[Data to process Boundary: Start]

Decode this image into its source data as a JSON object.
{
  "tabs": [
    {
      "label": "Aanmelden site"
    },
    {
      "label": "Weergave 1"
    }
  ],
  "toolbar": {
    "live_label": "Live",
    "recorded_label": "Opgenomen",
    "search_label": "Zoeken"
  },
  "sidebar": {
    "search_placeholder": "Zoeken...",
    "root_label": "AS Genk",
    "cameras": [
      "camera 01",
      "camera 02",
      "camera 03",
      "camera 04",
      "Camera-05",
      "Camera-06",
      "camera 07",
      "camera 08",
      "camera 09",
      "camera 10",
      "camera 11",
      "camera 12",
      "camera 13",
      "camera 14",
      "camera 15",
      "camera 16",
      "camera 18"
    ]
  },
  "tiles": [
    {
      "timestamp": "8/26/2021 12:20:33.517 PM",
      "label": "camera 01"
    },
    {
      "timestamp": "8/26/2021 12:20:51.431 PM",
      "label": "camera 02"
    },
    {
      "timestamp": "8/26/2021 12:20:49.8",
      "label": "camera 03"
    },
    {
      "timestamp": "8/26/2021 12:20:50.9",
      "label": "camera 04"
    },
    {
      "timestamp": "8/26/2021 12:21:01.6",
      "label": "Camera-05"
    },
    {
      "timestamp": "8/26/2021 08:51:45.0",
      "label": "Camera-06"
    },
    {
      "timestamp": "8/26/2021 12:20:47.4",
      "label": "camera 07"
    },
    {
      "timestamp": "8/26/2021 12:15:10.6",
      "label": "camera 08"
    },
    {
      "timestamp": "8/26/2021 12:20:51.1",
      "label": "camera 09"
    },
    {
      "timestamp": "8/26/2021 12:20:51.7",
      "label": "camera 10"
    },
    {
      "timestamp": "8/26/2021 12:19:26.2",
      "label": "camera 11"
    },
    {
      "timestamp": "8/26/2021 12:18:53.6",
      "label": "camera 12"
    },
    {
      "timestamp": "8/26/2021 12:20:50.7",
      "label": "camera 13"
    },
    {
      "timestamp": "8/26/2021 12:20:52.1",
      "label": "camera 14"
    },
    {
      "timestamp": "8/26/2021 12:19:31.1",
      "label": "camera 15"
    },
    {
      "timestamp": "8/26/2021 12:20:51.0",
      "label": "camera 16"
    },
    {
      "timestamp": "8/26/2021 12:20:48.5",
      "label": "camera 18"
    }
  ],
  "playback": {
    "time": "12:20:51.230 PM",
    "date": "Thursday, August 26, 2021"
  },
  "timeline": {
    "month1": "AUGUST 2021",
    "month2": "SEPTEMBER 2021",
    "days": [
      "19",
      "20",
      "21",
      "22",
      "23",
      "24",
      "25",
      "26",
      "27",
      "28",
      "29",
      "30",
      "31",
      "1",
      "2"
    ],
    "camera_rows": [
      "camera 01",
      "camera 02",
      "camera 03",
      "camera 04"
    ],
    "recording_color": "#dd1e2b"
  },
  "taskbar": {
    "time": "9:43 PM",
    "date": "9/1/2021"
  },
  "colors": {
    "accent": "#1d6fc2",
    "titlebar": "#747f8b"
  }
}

[Data to process Boundary: End]

**Task to carry out**:
All lines of the listing that contain the word "Zoeken" should be copied out.

**Result of the task**:
    "search_label": "Zoeken"
    "search_placeholder": "Zoeken...",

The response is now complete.